- WYO 431 highlighted in red

Route information
- Maintained by WYDOT
- Length: 30.19 mi (48.59 km)

Major junctions
- West end: WYO 120
- East end: US 20 / WYO 789 / WYO 432

Location
- Country: United States
- State: Wyoming
- Counties: Hot Springs, Washakie

Highway system
- Wyoming State Highway System; Interstate; US; State;
| ← WYO 430 |  | → WYO 432 |

= Wyoming Highway 431 =

State highway in Wyoming, United States

Wyoming Highway 431 (WYO 431) is a 30.19 mi Wyoming state road in western Washakie County and a small part of northern Hot Springs County. Highway 431 is locally named Gooseberry Creek Road for Gooseberry Creek which it follows for most of its routing.

What you should do –
Reproduce the Wyoming Highway 431 text word for word from "State highway in" to "of its routing.".

Data –
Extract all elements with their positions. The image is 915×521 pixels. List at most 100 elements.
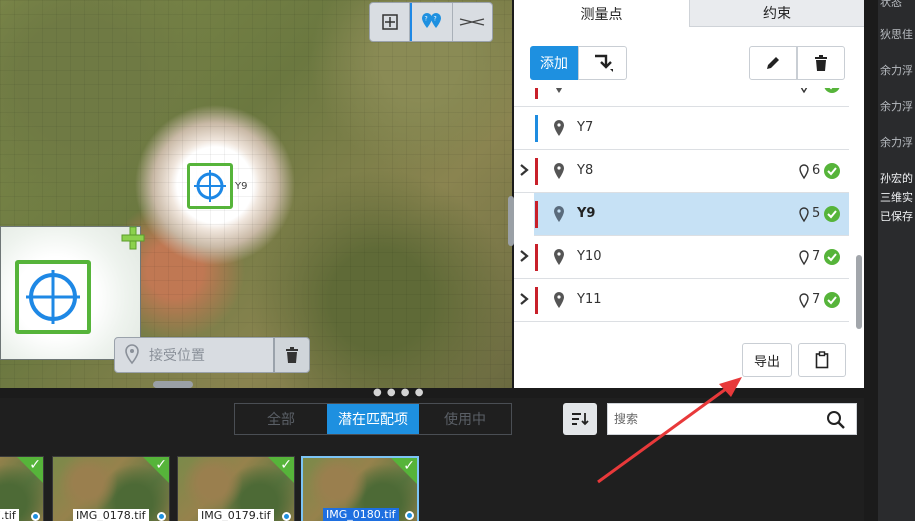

Result below –
State highway in Wyoming, United States

Wyoming Highway 431 (WYO 431) is a 30.19 mi Wyoming state road in western Washakie County and a small part of northern Hot Springs County. Highway 431 is locally named Gooseberry Creek Road for Gooseberry Creek which it follows for most of its routing.